#### Extracted records:
* * *
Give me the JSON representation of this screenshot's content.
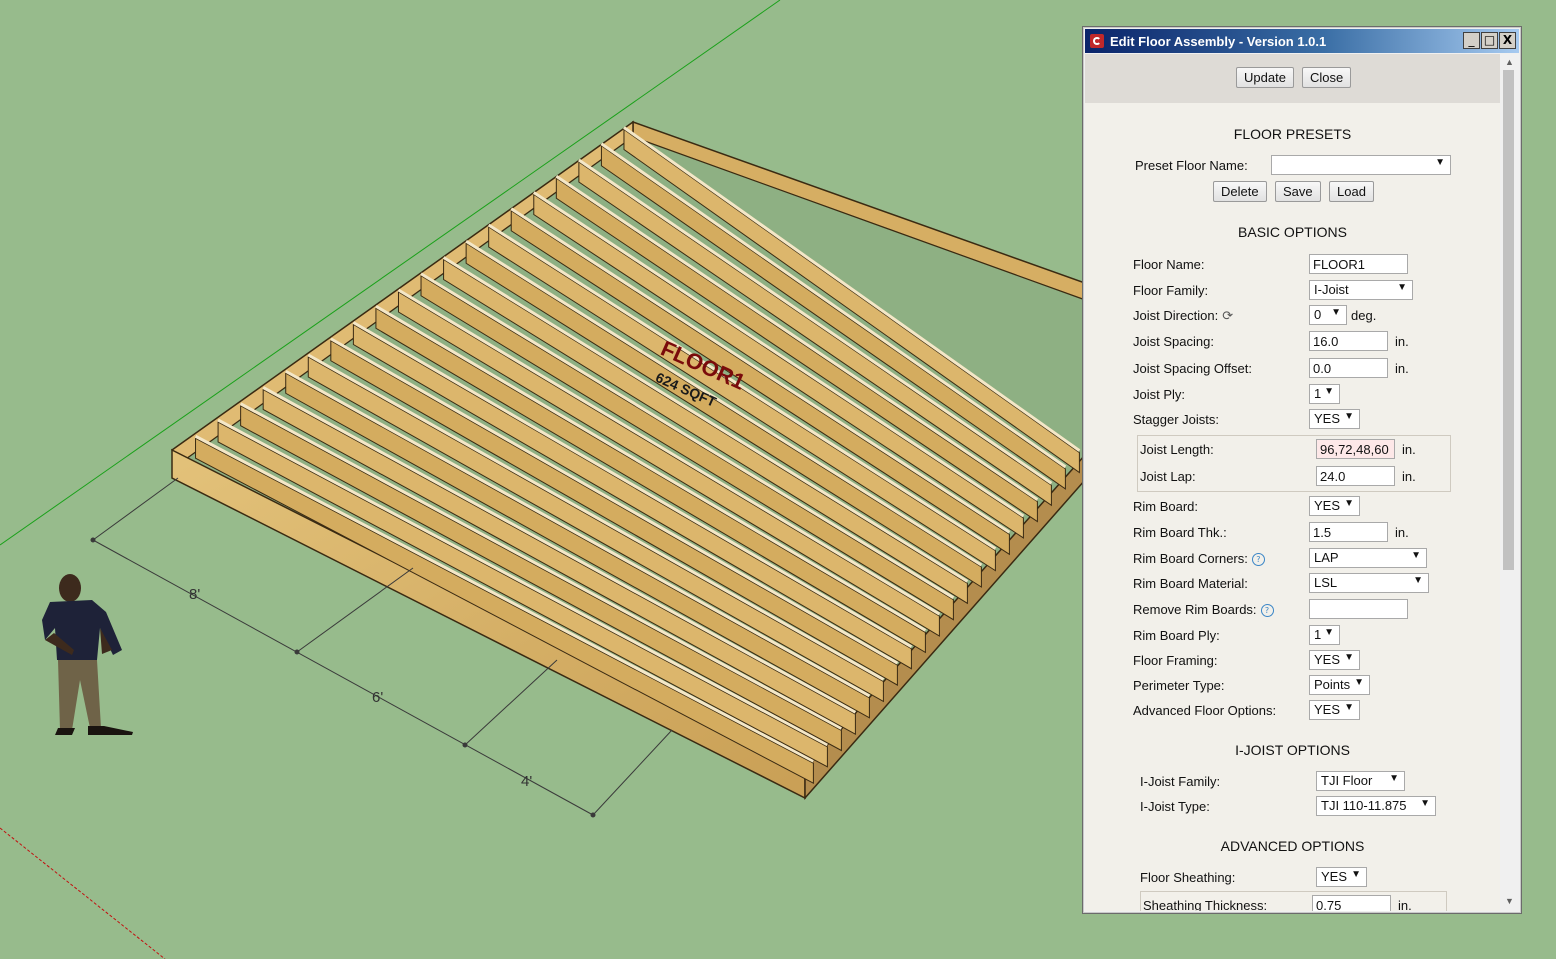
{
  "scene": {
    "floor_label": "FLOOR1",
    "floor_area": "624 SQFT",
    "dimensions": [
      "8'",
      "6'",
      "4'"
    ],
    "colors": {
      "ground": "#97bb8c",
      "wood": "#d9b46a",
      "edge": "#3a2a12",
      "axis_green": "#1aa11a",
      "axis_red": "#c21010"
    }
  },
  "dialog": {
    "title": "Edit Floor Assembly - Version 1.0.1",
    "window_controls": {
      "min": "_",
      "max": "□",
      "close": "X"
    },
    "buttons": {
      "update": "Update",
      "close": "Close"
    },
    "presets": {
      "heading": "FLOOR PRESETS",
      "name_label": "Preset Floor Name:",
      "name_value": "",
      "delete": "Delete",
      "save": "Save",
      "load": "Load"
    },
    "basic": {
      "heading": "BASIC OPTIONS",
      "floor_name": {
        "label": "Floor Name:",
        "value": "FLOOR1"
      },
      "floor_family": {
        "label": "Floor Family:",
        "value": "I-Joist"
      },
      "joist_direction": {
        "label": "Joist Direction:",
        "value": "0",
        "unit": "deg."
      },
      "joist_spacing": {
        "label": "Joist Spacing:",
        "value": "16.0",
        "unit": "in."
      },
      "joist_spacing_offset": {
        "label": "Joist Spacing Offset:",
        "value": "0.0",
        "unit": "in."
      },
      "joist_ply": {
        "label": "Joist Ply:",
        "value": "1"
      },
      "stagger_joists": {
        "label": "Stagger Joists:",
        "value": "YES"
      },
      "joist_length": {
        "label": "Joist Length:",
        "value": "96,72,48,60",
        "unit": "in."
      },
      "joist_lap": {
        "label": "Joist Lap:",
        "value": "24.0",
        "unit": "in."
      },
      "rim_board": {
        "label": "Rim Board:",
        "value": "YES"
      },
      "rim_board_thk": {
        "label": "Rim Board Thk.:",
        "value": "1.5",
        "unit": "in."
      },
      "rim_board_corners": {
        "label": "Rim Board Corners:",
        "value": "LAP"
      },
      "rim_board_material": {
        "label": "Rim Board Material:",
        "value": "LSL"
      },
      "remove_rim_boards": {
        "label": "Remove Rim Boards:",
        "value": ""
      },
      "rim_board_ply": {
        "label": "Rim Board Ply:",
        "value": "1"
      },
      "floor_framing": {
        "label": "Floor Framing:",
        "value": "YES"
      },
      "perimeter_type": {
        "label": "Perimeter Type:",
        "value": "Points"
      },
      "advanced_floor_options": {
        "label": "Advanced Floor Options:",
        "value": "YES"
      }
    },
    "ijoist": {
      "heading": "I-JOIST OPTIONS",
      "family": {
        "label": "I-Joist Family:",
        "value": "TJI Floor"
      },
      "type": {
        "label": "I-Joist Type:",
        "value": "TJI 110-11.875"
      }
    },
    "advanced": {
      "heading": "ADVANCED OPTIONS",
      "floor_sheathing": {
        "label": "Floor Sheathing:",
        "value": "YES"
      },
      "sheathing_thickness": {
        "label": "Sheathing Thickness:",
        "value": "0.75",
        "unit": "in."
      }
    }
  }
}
* * *
#### BRIEF:
Images in the records should not be copied. Repeat all the rest exactly.

#### EXERCISE ANSWER:
Give me the JSON representation of this screenshot's content.
{
  "scene": {
    "floor_label": "FLOOR1",
    "floor_area": "624 SQFT",
    "dimensions": [
      "8'",
      "6'",
      "4'"
    ],
    "colors": {
      "ground": "#97bb8c",
      "wood": "#d9b46a",
      "edge": "#3a2a12",
      "axis_green": "#1aa11a",
      "axis_red": "#c21010"
    }
  },
  "dialog": {
    "title": "Edit Floor Assembly - Version 1.0.1",
    "window_controls": {
      "min": "_",
      "max": "□",
      "close": "X"
    },
    "buttons": {
      "update": "Update",
      "close": "Close"
    },
    "presets": {
      "heading": "FLOOR PRESETS",
      "name_label": "Preset Floor Name:",
      "name_value": "",
      "delete": "Delete",
      "save": "Save",
      "load": "Load"
    },
    "basic": {
      "heading": "BASIC OPTIONS",
      "floor_name": {
        "label": "Floor Name:",
        "value": "FLOOR1"
      },
      "floor_family": {
        "label": "Floor Family:",
        "value": "I-Joist"
      },
      "joist_direction": {
        "label": "Joist Direction:",
        "value": "0",
        "unit": "deg."
      },
      "joist_spacing": {
        "label": "Joist Spacing:",
        "value": "16.0",
        "unit": "in."
      },
      "joist_spacing_offset": {
        "label": "Joist Spacing Offset:",
        "value": "0.0",
        "unit": "in."
      },
      "joist_ply": {
        "label": "Joist Ply:",
        "value": "1"
      },
      "stagger_joists": {
        "label": "Stagger Joists:",
        "value": "YES"
      },
      "joist_length": {
        "label": "Joist Length:",
        "value": "96,72,48,60",
        "unit": "in."
      },
      "joist_lap": {
        "label": "Joist Lap:",
        "value": "24.0",
        "unit": "in."
      },
      "rim_board": {
        "label": "Rim Board:",
        "value": "YES"
      },
      "rim_board_thk": {
        "label": "Rim Board Thk.:",
        "value": "1.5",
        "unit": "in."
      },
      "rim_board_corners": {
        "label": "Rim Board Corners:",
        "value": "LAP"
      },
      "rim_board_material": {
        "label": "Rim Board Material:",
        "value": "LSL"
      },
      "remove_rim_boards": {
        "label": "Remove Rim Boards:",
        "value": ""
      },
      "rim_board_ply": {
        "label": "Rim Board Ply:",
        "value": "1"
      },
      "floor_framing": {
        "label": "Floor Framing:",
        "value": "YES"
      },
      "perimeter_type": {
        "label": "Perimeter Type:",
        "value": "Points"
      },
      "advanced_floor_options": {
        "label": "Advanced Floor Options:",
        "value": "YES"
      }
    },
    "ijoist": {
      "heading": "I-JOIST OPTIONS",
      "family": {
        "label": "I-Joist Family:",
        "value": "TJI Floor"
      },
      "type": {
        "label": "I-Joist Type:",
        "value": "TJI 110-11.875"
      }
    },
    "advanced": {
      "heading": "ADVANCED OPTIONS",
      "floor_sheathing": {
        "label": "Floor Sheathing:",
        "value": "YES"
      },
      "sheathing_thickness": {
        "label": "Sheathing Thickness:",
        "value": "0.75",
        "unit": "in."
      }
    }
  }
}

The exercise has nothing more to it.